A faithful transcription of all the data is required.

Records
__________

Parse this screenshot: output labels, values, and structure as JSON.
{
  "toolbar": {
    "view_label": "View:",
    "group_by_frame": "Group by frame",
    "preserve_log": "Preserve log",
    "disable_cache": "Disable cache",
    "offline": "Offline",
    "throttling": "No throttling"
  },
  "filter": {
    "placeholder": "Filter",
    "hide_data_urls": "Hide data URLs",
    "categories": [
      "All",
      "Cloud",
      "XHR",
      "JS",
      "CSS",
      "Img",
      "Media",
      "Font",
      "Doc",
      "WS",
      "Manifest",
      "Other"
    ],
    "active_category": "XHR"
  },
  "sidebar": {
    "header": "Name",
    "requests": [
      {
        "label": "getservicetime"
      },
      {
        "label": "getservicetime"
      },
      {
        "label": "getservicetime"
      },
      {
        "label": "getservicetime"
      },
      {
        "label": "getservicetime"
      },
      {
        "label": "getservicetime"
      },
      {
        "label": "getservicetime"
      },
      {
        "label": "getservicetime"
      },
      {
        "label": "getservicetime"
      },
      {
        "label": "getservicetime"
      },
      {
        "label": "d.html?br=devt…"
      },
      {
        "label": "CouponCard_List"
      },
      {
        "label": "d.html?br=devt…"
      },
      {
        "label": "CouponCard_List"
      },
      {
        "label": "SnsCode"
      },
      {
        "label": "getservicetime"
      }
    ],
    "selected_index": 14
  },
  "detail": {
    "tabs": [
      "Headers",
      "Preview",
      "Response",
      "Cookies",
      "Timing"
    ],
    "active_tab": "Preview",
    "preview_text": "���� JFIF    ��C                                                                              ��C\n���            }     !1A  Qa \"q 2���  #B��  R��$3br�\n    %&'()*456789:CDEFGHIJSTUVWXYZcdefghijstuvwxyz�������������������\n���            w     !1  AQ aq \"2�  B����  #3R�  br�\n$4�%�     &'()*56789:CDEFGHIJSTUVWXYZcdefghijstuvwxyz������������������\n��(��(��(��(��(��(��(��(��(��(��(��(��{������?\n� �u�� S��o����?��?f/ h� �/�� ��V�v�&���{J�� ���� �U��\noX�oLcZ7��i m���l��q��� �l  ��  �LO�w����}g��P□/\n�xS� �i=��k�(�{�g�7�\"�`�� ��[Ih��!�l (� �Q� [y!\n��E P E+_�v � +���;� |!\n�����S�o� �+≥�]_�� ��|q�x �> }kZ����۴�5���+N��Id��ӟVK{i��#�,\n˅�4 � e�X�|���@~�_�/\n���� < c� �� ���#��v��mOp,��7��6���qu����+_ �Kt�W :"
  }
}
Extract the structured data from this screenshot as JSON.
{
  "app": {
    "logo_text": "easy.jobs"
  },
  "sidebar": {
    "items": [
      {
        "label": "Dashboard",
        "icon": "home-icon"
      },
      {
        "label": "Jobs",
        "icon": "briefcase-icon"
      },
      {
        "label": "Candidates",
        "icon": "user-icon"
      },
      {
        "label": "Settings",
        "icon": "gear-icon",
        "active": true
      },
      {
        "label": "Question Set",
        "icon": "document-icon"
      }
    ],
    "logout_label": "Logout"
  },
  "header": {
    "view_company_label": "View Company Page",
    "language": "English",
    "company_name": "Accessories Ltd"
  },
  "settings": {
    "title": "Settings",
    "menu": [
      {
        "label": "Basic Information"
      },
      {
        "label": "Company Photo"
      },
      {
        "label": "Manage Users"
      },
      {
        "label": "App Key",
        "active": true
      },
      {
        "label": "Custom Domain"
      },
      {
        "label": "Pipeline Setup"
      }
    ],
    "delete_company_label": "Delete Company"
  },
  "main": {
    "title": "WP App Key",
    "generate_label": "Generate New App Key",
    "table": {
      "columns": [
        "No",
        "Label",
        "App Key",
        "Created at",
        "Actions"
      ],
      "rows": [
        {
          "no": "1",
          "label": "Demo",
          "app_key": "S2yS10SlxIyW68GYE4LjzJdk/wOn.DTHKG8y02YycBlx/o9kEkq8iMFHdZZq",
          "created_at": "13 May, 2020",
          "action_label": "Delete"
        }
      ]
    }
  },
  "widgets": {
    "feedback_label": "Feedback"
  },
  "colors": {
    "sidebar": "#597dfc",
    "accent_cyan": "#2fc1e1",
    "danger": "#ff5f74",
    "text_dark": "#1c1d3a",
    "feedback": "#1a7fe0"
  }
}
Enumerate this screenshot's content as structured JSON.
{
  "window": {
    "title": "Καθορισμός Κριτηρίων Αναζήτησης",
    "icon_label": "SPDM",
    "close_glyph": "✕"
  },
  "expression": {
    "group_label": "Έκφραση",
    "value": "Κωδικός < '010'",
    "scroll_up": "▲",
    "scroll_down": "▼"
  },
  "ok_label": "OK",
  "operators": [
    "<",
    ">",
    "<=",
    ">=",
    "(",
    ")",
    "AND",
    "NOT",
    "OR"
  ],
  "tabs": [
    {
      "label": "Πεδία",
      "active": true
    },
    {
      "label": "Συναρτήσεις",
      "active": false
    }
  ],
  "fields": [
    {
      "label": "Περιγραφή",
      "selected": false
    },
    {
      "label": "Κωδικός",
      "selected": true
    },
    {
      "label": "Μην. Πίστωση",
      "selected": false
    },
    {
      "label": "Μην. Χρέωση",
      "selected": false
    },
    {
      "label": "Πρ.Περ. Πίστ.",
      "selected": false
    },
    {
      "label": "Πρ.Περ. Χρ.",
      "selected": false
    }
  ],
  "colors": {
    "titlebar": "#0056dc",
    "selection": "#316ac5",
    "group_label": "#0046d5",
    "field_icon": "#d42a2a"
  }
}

__________

§ **Task output**:
Parse this screenshot: output labels, values, and structure as JSON.
{
  "toolbar": {
    "view_label": "View:",
    "group_by_frame": "Group by frame",
    "preserve_log": "Preserve log",
    "disable_cache": "Disable cache",
    "offline": "Offline",
    "throttling": "No throttling"
  },
  "filter": {
    "placeholder": "Filter",
    "hide_data_urls": "Hide data URLs",
    "categories": [
      "All",
      "Cloud",
      "XHR",
      "JS",
      "CSS",
      "Img",
      "Media",
      "Font",
      "Doc",
      "WS",
      "Manifest",
      "Other"
    ],
    "active_category": "XHR"
  },
  "sidebar": {
    "header": "Name",
    "requests": [
      {
        "label": "getservicetime"
      },
      {
        "label": "getservicetime"
      },
      {
        "label": "getservicetime"
      },
      {
        "label": "getservicetime"
      },
      {
        "label": "getservicetime"
      },
      {
        "label": "getservicetime"
      },
      {
        "label": "getservicetime"
      },
      {
        "label": "getservicetime"
      },
      {
        "label": "getservicetime"
      },
      {
        "label": "getservicetime"
      },
      {
        "label": "d.html?br=devt…"
      },
      {
        "label": "CouponCard_List"
      },
      {
        "label": "d.html?br=devt…"
      },
      {
        "label": "CouponCard_List"
      },
      {
        "label": "SnsCode"
      },
      {
        "label": "getservicetime"
      }
    ],
    "selected_index": 14
  },
  "detail": {
    "tabs": [
      "Headers",
      "Preview",
      "Response",
      "Cookies",
      "Timing"
    ],
    "active_tab": "Preview",
    "preview_text": "���� JFIF    ��C                                                                              ��C\n���            }     !1A  Qa \"q 2���  #B��  R��$3br�\n    %&'()*456789:CDEFGHIJSTUVWXYZcdefghijstuvwxyz�������������������\n���            w     !1  AQ aq \"2�  B����  #3R�  br�\n$4�%�     &'()*56789:CDEFGHIJSTUVWXYZcdefghijstuvwxyz������������������\n��(��(��(��(��(��(��(��(��(��(��(��(��{������?\n� �u�� S��o����?��?f/ h� �/�� ��V�v�&���{J�� ���� �U��\noX�oLcZ7��i m���l��q��� �l  ��  �LO�w����}g��P□/\n�xS� �i=��k�(�{�g�7�\"�`�� ��[Ih��!�l (� �Q� [y!\n��E P E+_�v � +���;� |!\n�����S�o� �+≥�]_�� ��|q�x �> }kZ����۴�5���+N��Id��ӟVK{i��#�,\n˅�4 � e�X�|���@~�_�/\n���� < c� �� ���#��v��mOp,��7��6���qu����+_ �Kt�W :"
  }
}
Extract the structured data from this screenshot as JSON.
{
  "app": {
    "logo_text": "easy.jobs"
  },
  "sidebar": {
    "items": [
      {
        "label": "Dashboard",
        "icon": "home-icon"
      },
      {
        "label": "Jobs",
        "icon": "briefcase-icon"
      },
      {
        "label": "Candidates",
        "icon": "user-icon"
      },
      {
        "label": "Settings",
        "icon": "gear-icon",
        "active": true
      },
      {
        "label": "Question Set",
        "icon": "document-icon"
      }
    ],
    "logout_label": "Logout"
  },
  "header": {
    "view_company_label": "View Company Page",
    "language": "English",
    "company_name": "Accessories Ltd"
  },
  "settings": {
    "title": "Settings",
    "menu": [
      {
        "label": "Basic Information"
      },
      {
        "label": "Company Photo"
      },
      {
        "label": "Manage Users"
      },
      {
        "label": "App Key",
        "active": true
      },
      {
        "label": "Custom Domain"
      },
      {
        "label": "Pipeline Setup"
      }
    ],
    "delete_company_label": "Delete Company"
  },
  "main": {
    "title": "WP App Key",
    "generate_label": "Generate New App Key",
    "table": {
      "columns": [
        "No",
        "Label",
        "App Key",
        "Created at",
        "Actions"
      ],
      "rows": [
        {
          "no": "1",
          "label": "Demo",
          "app_key": "S2yS10SlxIyW68GYE4LjzJdk/wOn.DTHKG8y02YycBlx/o9kEkq8iMFHdZZq",
          "created_at": "13 May, 2020",
          "action_label": "Delete"
        }
      ]
    }
  },
  "widgets": {
    "feedback_label": "Feedback"
  },
  "colors": {
    "sidebar": "#597dfc",
    "accent_cyan": "#2fc1e1",
    "danger": "#ff5f74",
    "text_dark": "#1c1d3a",
    "feedback": "#1a7fe0"
  }
}
Enumerate this screenshot's content as structured JSON.
{
  "window": {
    "title": "Καθορισμός Κριτηρίων Αναζήτησης",
    "icon_label": "SPDM",
    "close_glyph": "✕"
  },
  "expression": {
    "group_label": "Έκφραση",
    "value": "Κωδικός < '010'",
    "scroll_up": "▲",
    "scroll_down": "▼"
  },
  "ok_label": "OK",
  "operators": [
    "<",
    ">",
    "<=",
    ">=",
    "(",
    ")",
    "AND",
    "NOT",
    "OR"
  ],
  "tabs": [
    {
      "label": "Πεδία",
      "active": true
    },
    {
      "label": "Συναρτήσεις",
      "active": false
    }
  ],
  "fields": [
    {
      "label": "Περιγραφή",
      "selected": false
    },
    {
      "label": "Κωδικός",
      "selected": true
    },
    {
      "label": "Μην. Πίστωση",
      "selected": false
    },
    {
      "label": "Μην. Χρέωση",
      "selected": false
    },
    {
      "label": "Πρ.Περ. Πίστ.",
      "selected": false
    },
    {
      "label": "Πρ.Περ. Χρ.",
      "selected": false
    }
  ],
  "colors": {
    "titlebar": "#0056dc",
    "selection": "#316ac5",
    "group_label": "#0046d5",
    "field_icon": "#d42a2a"
  }
}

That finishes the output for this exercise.